Who are they trying to spin in Atlanta?

Who are they trying to spin in Atlanta?


norman lebrecht

September 28, 2014

The orchestra management has issued another dubious, upbeat statement:

Earlier today, the ASO musicians’ union accepted the ASO’s request from September 17 to involve a federal mediator in the collective bargaining process. We’re so pleased with this movement and are looking forward to getting back to the table.

We know our patrons are disappointed in our decision to enter a work stoppage, but we felt it would be irresponsible to continue digging the ASO deeper into debt given the severity of our financial situation and the lack of movement from both sides during the negotiation process.

We will be using the same mediator who handled the Metropolitan Opera negotiations in August. We have been eager to take this step so we can work towards giving Atlanta the orchestra is deserves – one of artistic excellence that is able to thrive and move audiences across the world for many years to come.

The musicians responded.

This statement is in response to the Atlanta Symphony Orchestra’s statement issued at approximately 9pm today, September 27th. We wish to correct the misleading information that WAC/ASO management distributed in that statement.

We received a formal request for mediation on Monday, September 22nd at 10:55am from WAC/ASO management. Three hours later, we accepted the suggestion to speak with Ms. Allison Beck, the Acting Director of the Federal Mediation and Conciliation Service, and were told that FMCS officials would be contacting us accordingly, which has not happened yet. Mediation will only be successful if the WAC/ASO management is willing to move off the terms of the demands they have been adamantly clinging to — in bad faith — since they locked us out three weeks ago tonight.

 The musicians are happy to speak with FMCS Director Beck about pathways forward when she is able to be in touch with us. There is as yet no further agreement about the process.

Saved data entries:
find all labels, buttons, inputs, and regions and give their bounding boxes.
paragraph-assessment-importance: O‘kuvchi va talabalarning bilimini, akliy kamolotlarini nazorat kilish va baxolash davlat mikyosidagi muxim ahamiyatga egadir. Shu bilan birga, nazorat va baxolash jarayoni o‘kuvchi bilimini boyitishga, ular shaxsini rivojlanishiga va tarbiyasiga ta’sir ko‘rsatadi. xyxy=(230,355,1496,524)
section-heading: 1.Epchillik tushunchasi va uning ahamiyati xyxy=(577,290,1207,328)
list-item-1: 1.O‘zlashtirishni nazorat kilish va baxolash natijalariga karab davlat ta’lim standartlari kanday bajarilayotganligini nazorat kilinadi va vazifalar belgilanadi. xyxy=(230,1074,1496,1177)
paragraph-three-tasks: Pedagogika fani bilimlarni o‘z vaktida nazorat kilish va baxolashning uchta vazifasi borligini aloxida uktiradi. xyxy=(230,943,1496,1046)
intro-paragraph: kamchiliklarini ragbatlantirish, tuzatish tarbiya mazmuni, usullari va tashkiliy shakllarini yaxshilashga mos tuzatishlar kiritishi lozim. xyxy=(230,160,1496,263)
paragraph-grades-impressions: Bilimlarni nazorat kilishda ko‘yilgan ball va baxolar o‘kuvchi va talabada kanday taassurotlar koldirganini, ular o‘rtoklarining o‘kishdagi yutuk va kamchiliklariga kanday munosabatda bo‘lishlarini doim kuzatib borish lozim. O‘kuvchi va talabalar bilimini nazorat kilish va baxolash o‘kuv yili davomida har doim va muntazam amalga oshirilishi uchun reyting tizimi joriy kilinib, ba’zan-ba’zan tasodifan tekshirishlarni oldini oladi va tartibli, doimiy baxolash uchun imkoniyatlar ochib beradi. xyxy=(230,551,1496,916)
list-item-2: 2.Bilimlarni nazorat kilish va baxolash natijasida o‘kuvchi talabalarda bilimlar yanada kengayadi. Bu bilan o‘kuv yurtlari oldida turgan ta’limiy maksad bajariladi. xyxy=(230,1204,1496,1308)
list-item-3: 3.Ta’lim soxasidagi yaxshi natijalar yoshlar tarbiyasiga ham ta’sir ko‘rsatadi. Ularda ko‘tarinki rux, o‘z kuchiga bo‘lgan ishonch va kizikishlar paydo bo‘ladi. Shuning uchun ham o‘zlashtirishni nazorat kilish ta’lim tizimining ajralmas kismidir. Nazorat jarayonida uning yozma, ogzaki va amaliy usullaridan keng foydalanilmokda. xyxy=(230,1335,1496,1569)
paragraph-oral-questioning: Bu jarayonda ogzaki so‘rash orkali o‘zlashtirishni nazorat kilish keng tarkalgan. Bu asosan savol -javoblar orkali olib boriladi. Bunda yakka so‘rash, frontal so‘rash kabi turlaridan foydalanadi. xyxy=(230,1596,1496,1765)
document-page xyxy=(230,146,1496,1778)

◆ Task requirements ◆
**a)** Translate this sentence from the Atlanta orchestra post into Spanish: "We will be using the same mediator who handled the Metropolitan Opera negotiations in August."
**b)** Echo the rows word for word, starting with the first row and going on through the row with "paragraph-assessment-importance: O‘kuvchi va".

◆ The responses ◆
**a)** Usaremos al mismo mediador que se encargó de las negociaciones de la Metropolitan Opera en agosto.

**b)**
find all labels, buttons, inputs, and regions and give their bounding boxes.
paragraph-assessment-importance: O‘kuvchi va talabalarning bilimini, akliy kamolotlarini nazorat kilish va baxolash davlat mikyosidagi muxim ahamiyatga egadir. Shu bilan birga, nazorat va baxolash jarayoni o‘kuvchi bilimini boyitishga, ular shaxsini rivojlanishiga va tarbiyasiga ta’sir ko‘rsatadi. xyxy=(230,355,1496,524)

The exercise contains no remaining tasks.